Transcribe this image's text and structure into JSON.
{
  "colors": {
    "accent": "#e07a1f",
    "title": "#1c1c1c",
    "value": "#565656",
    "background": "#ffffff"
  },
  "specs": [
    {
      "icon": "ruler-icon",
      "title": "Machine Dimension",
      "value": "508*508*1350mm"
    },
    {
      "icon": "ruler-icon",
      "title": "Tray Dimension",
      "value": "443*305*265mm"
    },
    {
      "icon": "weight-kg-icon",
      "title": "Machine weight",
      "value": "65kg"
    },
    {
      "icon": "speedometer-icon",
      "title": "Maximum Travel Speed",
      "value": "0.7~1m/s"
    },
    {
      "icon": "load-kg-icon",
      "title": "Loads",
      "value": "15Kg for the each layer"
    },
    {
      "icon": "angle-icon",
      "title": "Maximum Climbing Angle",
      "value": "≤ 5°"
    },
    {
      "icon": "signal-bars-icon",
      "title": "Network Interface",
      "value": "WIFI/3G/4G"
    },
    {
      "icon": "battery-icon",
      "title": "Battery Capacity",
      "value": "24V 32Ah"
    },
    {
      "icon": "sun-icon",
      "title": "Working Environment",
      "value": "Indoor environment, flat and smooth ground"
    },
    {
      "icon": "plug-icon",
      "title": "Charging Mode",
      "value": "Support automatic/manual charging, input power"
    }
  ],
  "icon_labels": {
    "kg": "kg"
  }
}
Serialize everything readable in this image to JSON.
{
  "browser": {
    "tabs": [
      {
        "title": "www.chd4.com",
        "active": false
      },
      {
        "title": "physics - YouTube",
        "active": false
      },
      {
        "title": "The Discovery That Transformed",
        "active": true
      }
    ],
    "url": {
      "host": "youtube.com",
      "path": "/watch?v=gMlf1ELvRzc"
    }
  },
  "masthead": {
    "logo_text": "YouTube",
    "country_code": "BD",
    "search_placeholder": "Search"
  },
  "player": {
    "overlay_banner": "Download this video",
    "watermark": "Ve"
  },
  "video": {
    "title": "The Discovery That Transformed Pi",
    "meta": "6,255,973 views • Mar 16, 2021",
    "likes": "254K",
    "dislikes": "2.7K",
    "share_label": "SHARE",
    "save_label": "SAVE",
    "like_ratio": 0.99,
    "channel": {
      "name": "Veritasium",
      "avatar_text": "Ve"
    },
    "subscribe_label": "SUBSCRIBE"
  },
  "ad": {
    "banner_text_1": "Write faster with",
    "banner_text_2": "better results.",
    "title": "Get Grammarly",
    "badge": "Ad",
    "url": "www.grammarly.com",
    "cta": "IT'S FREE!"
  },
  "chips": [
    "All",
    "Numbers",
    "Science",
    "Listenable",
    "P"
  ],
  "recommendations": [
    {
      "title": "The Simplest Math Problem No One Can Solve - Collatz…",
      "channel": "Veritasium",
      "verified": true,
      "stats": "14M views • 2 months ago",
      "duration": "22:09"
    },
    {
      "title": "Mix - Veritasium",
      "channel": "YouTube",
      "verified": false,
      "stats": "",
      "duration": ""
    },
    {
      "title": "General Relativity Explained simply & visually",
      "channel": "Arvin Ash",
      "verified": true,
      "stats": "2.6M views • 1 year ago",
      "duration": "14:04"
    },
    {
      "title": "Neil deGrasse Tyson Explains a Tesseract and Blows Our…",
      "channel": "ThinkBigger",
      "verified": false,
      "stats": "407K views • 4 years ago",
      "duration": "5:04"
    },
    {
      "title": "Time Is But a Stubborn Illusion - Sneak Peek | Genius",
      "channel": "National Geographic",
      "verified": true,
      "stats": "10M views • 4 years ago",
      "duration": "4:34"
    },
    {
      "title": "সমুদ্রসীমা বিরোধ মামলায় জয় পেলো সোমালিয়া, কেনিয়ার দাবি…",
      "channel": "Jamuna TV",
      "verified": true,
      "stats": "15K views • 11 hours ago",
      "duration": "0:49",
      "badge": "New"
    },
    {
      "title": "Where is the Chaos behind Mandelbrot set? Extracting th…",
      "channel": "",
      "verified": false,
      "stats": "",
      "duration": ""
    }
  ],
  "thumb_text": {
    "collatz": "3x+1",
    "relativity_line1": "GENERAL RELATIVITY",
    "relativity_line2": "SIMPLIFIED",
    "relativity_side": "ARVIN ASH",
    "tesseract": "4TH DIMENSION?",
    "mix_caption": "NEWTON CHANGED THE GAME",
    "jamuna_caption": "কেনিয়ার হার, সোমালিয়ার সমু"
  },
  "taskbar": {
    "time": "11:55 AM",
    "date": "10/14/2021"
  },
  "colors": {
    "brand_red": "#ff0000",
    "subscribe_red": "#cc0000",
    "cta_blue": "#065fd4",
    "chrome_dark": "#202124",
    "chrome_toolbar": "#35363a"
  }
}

> _WHAT IS NEEDED_
Identify lines with the string "this". Copy each one.

> _CORRECT OUTPUT_
Transcribe this image's text and structure into JSON.
Serialize everything readable in this image to JSON.
    "overlay_banner": "Download this video",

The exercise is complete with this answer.